== Records for this task ==
┄┄┄┄┄┄┄┄┄┄┄┄┄┄┄┄┄┄┄┄

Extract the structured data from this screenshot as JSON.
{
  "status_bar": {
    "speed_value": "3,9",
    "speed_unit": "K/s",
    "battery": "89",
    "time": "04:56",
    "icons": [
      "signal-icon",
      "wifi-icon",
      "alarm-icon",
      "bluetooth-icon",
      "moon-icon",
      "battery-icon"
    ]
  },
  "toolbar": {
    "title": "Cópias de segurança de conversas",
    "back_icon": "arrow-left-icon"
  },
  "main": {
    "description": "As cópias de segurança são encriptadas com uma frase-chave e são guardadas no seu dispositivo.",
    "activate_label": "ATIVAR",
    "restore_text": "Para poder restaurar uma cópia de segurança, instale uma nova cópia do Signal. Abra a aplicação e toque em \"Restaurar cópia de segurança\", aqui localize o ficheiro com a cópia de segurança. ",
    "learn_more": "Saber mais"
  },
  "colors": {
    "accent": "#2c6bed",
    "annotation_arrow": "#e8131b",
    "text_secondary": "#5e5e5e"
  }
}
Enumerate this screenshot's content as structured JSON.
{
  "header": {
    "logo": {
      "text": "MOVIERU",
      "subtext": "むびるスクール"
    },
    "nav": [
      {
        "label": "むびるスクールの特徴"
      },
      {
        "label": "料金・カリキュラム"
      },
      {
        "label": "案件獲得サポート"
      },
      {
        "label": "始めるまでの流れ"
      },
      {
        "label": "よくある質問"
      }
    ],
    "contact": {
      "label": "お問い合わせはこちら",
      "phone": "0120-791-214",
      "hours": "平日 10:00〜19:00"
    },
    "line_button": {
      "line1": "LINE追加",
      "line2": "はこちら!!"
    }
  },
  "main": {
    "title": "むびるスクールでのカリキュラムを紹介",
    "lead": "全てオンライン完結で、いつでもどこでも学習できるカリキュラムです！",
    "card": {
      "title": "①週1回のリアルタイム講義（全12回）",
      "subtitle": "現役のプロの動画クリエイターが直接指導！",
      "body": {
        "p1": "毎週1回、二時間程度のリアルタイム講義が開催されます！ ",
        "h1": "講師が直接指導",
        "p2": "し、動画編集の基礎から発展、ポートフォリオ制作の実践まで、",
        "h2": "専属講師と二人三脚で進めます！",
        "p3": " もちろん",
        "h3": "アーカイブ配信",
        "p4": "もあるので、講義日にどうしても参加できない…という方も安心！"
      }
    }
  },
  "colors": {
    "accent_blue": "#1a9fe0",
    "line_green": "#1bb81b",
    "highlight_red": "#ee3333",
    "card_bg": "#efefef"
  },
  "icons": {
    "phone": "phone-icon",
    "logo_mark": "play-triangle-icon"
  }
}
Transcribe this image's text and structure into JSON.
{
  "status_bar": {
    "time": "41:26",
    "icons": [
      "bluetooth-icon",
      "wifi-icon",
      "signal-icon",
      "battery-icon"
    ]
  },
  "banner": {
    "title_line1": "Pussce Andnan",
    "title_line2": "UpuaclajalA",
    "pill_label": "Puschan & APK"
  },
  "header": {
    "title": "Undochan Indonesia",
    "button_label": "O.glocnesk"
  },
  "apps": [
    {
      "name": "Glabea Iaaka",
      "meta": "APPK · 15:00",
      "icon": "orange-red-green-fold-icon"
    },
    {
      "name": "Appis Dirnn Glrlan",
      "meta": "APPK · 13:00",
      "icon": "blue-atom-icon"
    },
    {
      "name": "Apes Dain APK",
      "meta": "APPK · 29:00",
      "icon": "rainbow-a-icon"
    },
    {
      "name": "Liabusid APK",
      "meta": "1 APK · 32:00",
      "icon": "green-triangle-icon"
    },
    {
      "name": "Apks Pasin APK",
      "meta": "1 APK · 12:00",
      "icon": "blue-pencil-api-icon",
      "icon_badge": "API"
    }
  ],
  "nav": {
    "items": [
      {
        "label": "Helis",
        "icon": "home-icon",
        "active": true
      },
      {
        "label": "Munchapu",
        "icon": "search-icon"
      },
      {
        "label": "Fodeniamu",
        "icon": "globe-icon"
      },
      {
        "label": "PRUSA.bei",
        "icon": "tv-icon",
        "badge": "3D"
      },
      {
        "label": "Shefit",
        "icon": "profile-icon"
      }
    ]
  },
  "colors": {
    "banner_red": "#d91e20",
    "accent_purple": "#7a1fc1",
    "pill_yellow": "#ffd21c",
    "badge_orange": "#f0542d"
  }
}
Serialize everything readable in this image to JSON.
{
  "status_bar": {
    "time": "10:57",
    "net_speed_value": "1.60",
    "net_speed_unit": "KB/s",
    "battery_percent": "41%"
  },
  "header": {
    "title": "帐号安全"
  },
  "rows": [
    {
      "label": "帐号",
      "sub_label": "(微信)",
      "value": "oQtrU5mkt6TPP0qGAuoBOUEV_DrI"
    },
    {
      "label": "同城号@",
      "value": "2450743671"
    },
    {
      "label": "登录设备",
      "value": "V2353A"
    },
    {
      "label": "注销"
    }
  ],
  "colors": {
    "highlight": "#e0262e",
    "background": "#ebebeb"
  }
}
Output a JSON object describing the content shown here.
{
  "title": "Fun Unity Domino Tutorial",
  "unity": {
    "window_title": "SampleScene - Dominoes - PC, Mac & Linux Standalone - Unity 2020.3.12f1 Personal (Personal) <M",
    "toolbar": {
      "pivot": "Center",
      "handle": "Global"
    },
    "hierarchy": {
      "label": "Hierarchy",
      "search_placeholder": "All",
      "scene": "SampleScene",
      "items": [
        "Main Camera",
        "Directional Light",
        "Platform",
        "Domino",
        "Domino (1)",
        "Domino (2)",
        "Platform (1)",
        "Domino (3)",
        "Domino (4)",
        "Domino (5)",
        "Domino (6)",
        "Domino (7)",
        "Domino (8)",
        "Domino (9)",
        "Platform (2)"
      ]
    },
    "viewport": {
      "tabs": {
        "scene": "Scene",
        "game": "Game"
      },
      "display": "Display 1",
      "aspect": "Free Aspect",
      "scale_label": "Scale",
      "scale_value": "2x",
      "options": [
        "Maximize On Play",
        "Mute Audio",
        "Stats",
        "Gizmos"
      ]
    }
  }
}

┄┄┄┄┄┄┄┄┄┄┄┄┄┄┄┄┄┄┄┄

== Direction ==
Copy the material above back out, exactly as written.

== Result of this task ==
Extract the structured data from this screenshot as JSON.
{
  "status_bar": {
    "speed_value": "3,9",
    "speed_unit": "K/s",
    "battery": "89",
    "time": "04:56",
    "icons": [
      "signal-icon",
      "wifi-icon",
      "alarm-icon",
      "bluetooth-icon",
      "moon-icon",
      "battery-icon"
    ]
  },
  "toolbar": {
    "title": "Cópias de segurança de conversas",
    "back_icon": "arrow-left-icon"
  },
  "main": {
    "description": "As cópias de segurança são encriptadas com uma frase-chave e são guardadas no seu dispositivo.",
    "activate_label": "ATIVAR",
    "restore_text": "Para poder restaurar uma cópia de segurança, instale uma nova cópia do Signal. Abra a aplicação e toque em \"Restaurar cópia de segurança\", aqui localize o ficheiro com a cópia de segurança. ",
    "learn_more": "Saber mais"
  },
  "colors": {
    "accent": "#2c6bed",
    "annotation_arrow": "#e8131b",
    "text_secondary": "#5e5e5e"
  }
}
Enumerate this screenshot's content as structured JSON.
{
  "header": {
    "logo": {
      "text": "MOVIERU",
      "subtext": "むびるスクール"
    },
    "nav": [
      {
        "label": "むびるスクールの特徴"
      },
      {
        "label": "料金・カリキュラム"
      },
      {
        "label": "案件獲得サポート"
      },
      {
        "label": "始めるまでの流れ"
      },
      {
        "label": "よくある質問"
      }
    ],
    "contact": {
      "label": "お問い合わせはこちら",
      "phone": "0120-791-214",
      "hours": "平日 10:00〜19:00"
    },
    "line_button": {
      "line1": "LINE追加",
      "line2": "はこちら!!"
    }
  },
  "main": {
    "title": "むびるスクールでのカリキュラムを紹介",
    "lead": "全てオンライン完結で、いつでもどこでも学習できるカリキュラムです！",
    "card": {
      "title": "①週1回のリアルタイム講義（全12回）",
      "subtitle": "現役のプロの動画クリエイターが直接指導！",
      "body": {
        "p1": "毎週1回、二時間程度のリアルタイム講義が開催されます！ ",
        "h1": "講師が直接指導",
        "p2": "し、動画編集の基礎から発展、ポートフォリオ制作の実践まで、",
        "h2": "専属講師と二人三脚で進めます！",
        "p3": " もちろん",
        "h3": "アーカイブ配信",
        "p4": "もあるので、講義日にどうしても参加できない…という方も安心！"
      }
    }
  },
  "colors": {
    "accent_blue": "#1a9fe0",
    "line_green": "#1bb81b",
    "highlight_red": "#ee3333",
    "card_bg": "#efefef"
  },
  "icons": {
    "phone": "phone-icon",
    "logo_mark": "play-triangle-icon"
  }
}
Transcribe this image's text and structure into JSON.
{
  "status_bar": {
    "time": "41:26",
    "icons": [
      "bluetooth-icon",
      "wifi-icon",
      "signal-icon",
      "battery-icon"
    ]
  },
  "banner": {
    "title_line1": "Pussce Andnan",
    "title_line2": "UpuaclajalA",
    "pill_label": "Puschan & APK"
  },
  "header": {
    "title": "Undochan Indonesia",
    "button_label": "O.glocnesk"
  },
  "apps": [
    {
      "name": "Glabea Iaaka",
      "meta": "APPK · 15:00",
      "icon": "orange-red-green-fold-icon"
    },
    {
      "name": "Appis Dirnn Glrlan",
      "meta": "APPK · 13:00",
      "icon": "blue-atom-icon"
    },
    {
      "name": "Apes Dain APK",
      "meta": "APPK · 29:00",
      "icon": "rainbow-a-icon"
    },
    {
      "name": "Liabusid APK",
      "meta": "1 APK · 32:00",
      "icon": "green-triangle-icon"
    },
    {
      "name": "Apks Pasin APK",
      "meta": "1 APK · 12:00",
      "icon": "blue-pencil-api-icon",
      "icon_badge": "API"
    }
  ],
  "nav": {
    "items": [
      {
        "label": "Helis",
        "icon": "home-icon",
        "active": true
      },
      {
        "label": "Munchapu",
        "icon": "search-icon"
      },
      {
        "label": "Fodeniamu",
        "icon": "globe-icon"
      },
      {
        "label": "PRUSA.bei",
        "icon": "tv-icon",
        "badge": "3D"
      },
      {
        "label": "Shefit",
        "icon": "profile-icon"
      }
    ]
  },
  "colors": {
    "banner_red": "#d91e20",
    "accent_purple": "#7a1fc1",
    "pill_yellow": "#ffd21c",
    "badge_orange": "#f0542d"
  }
}
Serialize everything readable in this image to JSON.
{
  "status_bar": {
    "time": "10:57",
    "net_speed_value": "1.60",
    "net_speed_unit": "KB/s",
    "battery_percent": "41%"
  },
  "header": {
    "title": "帐号安全"
  },
  "rows": [
    {
      "label": "帐号",
      "sub_label": "(微信)",
      "value": "oQtrU5mkt6TPP0qGAuoBOUEV_DrI"
    },
    {
      "label": "同城号@",
      "value": "2450743671"
    },
    {
      "label": "登录设备",
      "value": "V2353A"
    },
    {
      "label": "注销"
    }
  ],
  "colors": {
    "highlight": "#e0262e",
    "background": "#ebebeb"
  }
}
Output a JSON object describing the content shown here.
{
  "title": "Fun Unity Domino Tutorial",
  "unity": {
    "window_title": "SampleScene - Dominoes - PC, Mac & Linux Standalone - Unity 2020.3.12f1 Personal (Personal) <M",
    "toolbar": {
      "pivot": "Center",
      "handle": "Global"
    },
    "hierarchy": {
      "label": "Hierarchy",
      "search_placeholder": "All",
      "scene": "SampleScene",
      "items": [
        "Main Camera",
        "Directional Light",
        "Platform",
        "Domino",
        "Domino (1)",
        "Domino (2)",
        "Platform (1)",
        "Domino (3)",
        "Domino (4)",
        "Domino (5)",
        "Domino (6)",
        "Domino (7)",
        "Domino (8)",
        "Domino (9)",
        "Platform (2)"
      ]
    },
    "viewport": {
      "tabs": {
        "scene": "Scene",
        "game": "Game"
      },
      "display": "Display 1",
      "aspect": "Free Aspect",
      "scale_label": "Scale",
      "scale_value": "2x",
      "options": [
        "Maximize On Play",
        "Mute Audio",
        "Stats",
        "Gizmos"
      ]
    }
  }
}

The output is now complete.